#### Excerpts from a figure dataset:

--- START ---

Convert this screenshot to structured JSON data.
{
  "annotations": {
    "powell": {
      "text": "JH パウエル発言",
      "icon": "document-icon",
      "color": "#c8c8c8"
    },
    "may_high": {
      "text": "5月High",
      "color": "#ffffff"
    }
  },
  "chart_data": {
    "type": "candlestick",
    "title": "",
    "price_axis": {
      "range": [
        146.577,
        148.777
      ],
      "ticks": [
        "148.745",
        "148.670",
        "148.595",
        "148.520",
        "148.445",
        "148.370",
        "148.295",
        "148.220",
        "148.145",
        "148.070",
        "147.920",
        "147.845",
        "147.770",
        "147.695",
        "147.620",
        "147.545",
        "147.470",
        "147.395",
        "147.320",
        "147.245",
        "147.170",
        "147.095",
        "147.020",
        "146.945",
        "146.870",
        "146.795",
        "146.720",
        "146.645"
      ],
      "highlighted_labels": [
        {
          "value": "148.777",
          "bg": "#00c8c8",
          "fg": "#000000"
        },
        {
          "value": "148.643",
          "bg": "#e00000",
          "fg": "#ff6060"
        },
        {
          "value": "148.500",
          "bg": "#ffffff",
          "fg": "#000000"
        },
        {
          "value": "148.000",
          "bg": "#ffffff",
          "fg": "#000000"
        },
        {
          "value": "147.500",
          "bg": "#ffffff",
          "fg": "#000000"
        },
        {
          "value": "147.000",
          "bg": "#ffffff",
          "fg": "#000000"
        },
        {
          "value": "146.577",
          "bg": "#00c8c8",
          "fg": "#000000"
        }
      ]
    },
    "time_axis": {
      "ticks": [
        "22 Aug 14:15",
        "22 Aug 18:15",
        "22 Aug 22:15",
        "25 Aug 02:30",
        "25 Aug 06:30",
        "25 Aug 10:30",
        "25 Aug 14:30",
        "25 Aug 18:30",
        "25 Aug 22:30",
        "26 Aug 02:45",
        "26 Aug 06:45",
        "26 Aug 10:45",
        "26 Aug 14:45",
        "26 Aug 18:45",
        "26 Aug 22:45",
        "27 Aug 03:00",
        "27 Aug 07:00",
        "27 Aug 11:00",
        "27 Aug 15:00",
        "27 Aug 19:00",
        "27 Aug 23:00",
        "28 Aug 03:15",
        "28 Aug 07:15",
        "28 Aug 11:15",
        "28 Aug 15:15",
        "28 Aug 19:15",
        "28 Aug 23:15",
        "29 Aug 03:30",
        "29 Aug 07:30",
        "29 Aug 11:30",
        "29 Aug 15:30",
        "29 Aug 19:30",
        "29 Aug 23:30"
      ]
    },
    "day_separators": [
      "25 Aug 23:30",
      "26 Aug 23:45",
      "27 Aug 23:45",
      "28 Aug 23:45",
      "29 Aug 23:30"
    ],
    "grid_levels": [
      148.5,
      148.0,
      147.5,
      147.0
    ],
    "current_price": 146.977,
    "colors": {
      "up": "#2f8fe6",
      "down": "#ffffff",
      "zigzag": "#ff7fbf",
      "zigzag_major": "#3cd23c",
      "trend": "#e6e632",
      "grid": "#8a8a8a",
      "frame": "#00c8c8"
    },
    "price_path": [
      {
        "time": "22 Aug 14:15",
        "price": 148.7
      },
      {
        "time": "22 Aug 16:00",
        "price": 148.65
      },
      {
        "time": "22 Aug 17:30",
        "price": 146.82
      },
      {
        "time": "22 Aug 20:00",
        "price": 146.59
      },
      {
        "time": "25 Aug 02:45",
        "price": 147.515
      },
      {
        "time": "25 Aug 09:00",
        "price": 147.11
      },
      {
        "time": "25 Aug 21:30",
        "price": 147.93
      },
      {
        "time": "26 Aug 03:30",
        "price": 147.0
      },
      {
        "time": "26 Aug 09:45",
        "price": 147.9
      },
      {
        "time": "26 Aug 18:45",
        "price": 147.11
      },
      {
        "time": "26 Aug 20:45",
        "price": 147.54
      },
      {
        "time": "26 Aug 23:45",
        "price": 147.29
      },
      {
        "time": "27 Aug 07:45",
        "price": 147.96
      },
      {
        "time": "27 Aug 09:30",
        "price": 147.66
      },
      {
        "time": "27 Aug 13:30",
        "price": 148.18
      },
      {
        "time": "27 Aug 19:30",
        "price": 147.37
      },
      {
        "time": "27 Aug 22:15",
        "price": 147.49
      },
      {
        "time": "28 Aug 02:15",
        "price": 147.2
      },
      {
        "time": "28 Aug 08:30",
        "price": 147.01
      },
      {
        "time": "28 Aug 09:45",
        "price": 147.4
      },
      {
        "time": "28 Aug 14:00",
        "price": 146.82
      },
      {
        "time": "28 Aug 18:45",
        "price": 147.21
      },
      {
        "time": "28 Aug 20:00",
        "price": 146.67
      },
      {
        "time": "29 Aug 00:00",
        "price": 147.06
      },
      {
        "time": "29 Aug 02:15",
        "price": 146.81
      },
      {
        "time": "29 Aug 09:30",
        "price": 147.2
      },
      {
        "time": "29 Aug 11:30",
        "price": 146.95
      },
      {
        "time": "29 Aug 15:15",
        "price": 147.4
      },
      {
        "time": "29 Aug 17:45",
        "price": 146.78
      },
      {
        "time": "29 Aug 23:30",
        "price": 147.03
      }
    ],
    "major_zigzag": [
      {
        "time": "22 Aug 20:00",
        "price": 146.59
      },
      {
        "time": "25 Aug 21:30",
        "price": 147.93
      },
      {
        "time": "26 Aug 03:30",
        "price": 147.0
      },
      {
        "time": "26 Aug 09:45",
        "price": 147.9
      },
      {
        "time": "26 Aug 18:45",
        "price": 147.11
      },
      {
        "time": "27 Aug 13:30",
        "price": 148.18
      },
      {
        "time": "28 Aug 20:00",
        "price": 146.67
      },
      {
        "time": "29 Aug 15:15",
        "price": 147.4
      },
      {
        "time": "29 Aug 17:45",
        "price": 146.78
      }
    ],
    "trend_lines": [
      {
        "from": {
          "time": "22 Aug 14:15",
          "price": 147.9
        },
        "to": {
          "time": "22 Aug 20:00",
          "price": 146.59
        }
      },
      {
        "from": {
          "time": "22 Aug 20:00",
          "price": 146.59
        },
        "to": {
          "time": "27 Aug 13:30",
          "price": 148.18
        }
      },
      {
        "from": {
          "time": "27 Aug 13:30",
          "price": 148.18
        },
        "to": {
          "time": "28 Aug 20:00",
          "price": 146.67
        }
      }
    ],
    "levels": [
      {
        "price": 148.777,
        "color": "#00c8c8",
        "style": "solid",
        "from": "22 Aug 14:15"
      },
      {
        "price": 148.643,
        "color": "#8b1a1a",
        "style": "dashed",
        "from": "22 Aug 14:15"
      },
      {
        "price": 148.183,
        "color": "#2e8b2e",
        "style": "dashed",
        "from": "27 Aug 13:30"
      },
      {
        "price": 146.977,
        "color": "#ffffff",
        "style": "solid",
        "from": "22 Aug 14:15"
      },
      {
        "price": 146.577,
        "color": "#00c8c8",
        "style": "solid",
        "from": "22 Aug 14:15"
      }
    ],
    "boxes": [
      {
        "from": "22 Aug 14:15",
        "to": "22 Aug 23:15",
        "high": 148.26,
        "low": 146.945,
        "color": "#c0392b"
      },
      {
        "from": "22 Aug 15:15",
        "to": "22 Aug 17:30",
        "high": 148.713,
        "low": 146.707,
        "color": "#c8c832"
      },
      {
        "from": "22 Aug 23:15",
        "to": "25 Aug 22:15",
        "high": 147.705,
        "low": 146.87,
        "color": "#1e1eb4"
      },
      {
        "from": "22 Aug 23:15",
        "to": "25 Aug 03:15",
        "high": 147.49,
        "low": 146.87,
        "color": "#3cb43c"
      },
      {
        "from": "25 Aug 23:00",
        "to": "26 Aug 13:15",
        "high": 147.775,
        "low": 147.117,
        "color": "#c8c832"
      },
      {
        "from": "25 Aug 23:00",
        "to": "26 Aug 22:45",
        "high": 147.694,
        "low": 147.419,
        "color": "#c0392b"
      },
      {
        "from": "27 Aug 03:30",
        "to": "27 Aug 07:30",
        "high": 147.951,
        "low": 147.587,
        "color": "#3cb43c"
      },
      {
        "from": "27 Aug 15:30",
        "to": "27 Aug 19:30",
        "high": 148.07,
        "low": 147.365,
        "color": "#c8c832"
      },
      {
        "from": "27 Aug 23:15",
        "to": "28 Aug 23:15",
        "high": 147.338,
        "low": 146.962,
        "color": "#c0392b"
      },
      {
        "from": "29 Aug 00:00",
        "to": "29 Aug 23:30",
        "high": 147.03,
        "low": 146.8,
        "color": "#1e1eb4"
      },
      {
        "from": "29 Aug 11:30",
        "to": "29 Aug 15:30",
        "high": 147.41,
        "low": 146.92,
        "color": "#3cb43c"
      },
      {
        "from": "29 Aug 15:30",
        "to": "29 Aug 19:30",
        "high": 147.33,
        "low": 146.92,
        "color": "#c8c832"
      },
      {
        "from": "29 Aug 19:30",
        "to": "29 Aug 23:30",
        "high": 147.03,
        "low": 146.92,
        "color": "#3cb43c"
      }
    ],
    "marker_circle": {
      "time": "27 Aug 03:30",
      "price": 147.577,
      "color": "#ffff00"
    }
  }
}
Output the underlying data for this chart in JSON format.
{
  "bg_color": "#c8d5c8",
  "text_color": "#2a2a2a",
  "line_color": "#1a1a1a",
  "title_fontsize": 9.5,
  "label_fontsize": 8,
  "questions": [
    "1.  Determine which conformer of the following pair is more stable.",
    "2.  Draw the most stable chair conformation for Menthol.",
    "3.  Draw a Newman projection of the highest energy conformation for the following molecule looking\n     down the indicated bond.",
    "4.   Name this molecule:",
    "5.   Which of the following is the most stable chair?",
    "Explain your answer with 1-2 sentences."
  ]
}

--- END ---

#### EXERCISE DETAILS:
Quote exactly the line containing "Output the underlying" and every later line through the end of the listing, and no other lines.

#### TASK SOLUTION:
Output the underlying data for this chart in JSON format.
{
  "bg_color": "#c8d5c8",
  "text_color": "#2a2a2a",
  "line_color": "#1a1a1a",
  "title_fontsize": 9.5,
  "label_fontsize": 8,
  "questions": [
    "1.  Determine which conformer of the following pair is more stable.",
    "2.  Draw the most stable chair conformation for Menthol.",
    "3.  Draw a Newman projection of the highest energy conformation for the following molecule looking\n     down the indicated bond.",
    "4.   Name this molecule:",
    "5.   Which of the following is the most stable chair?",
    "Explain your answer with 1-2 sentences."
  ]
}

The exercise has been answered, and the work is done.